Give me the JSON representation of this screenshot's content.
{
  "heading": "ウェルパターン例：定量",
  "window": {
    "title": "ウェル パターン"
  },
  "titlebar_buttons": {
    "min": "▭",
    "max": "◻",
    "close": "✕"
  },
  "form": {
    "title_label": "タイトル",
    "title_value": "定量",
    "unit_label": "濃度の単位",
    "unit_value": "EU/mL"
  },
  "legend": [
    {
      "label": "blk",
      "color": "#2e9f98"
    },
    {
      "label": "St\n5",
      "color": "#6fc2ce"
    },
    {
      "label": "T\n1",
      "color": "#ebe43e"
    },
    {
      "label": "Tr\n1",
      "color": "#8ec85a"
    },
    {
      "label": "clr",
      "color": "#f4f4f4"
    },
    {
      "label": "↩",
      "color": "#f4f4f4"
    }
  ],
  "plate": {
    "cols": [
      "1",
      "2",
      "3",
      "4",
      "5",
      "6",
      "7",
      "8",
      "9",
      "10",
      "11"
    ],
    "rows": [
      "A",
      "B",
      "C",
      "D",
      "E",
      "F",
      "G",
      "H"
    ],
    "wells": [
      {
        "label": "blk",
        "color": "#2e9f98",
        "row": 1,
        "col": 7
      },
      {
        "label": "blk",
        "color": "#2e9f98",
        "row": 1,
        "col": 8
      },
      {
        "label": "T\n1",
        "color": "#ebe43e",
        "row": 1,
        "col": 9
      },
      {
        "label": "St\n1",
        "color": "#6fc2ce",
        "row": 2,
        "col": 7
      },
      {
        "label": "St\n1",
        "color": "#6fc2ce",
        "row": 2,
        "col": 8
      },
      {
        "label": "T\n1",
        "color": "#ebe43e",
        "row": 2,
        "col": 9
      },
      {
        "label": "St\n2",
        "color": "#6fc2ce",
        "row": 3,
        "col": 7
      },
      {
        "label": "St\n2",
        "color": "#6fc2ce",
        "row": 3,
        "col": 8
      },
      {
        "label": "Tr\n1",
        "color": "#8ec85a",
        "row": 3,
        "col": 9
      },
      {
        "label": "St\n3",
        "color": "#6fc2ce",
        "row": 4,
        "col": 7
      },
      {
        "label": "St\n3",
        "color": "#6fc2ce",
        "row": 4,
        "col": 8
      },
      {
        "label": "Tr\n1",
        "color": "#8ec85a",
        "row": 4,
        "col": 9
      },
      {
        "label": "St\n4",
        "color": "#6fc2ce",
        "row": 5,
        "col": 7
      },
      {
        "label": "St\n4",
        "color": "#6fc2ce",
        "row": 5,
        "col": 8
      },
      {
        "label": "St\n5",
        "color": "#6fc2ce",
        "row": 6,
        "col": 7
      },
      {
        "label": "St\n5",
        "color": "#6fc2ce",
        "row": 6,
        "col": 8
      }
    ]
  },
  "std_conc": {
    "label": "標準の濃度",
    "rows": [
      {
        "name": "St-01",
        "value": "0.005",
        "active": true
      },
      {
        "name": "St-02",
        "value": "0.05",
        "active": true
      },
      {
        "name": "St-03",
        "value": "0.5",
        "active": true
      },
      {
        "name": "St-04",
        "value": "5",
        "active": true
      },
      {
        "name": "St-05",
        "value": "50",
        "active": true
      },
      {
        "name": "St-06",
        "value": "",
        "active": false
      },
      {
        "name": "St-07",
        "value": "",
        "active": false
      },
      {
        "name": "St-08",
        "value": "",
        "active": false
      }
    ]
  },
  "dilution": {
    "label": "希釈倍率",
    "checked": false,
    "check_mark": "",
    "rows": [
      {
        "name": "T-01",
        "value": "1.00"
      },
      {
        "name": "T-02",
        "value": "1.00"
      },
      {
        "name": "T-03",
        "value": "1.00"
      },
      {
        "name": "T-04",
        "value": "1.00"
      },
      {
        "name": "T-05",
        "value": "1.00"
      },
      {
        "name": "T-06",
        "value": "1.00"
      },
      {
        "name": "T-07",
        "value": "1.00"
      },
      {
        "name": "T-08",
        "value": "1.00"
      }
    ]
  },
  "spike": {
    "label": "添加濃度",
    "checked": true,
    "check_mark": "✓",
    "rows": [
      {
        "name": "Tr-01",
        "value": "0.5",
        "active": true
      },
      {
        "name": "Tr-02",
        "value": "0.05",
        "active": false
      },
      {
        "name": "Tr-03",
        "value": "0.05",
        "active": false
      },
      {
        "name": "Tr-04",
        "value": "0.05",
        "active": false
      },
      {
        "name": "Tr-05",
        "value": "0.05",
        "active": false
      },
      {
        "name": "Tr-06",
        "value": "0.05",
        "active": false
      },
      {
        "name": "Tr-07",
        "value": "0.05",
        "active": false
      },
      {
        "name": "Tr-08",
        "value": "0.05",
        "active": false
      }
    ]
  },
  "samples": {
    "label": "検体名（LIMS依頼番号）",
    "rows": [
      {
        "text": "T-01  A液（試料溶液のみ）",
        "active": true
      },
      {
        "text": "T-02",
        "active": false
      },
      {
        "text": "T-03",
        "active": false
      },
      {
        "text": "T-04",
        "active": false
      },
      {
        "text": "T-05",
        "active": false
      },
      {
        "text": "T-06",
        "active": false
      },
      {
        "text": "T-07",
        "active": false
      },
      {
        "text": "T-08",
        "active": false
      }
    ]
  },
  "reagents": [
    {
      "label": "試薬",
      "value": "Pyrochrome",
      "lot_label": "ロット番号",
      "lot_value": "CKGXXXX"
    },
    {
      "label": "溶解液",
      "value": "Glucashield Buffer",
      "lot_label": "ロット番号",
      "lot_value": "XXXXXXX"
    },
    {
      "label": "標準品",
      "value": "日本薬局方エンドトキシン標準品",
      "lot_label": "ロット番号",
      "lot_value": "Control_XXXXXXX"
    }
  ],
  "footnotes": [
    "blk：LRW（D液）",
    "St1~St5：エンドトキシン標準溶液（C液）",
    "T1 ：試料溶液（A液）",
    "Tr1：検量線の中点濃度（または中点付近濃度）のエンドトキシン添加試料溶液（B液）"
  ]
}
——————
◆ Work required:
Each line holding "text" must be found and copied.

◆ Response:
        "text": "T-01  A液（試料溶液のみ）",
        "text": "T-02",
        "text": "T-03",
        "text": "T-04",
        "text": "T-05",
        "text": "T-06",
        "text": "T-07",
        "text": "T-08",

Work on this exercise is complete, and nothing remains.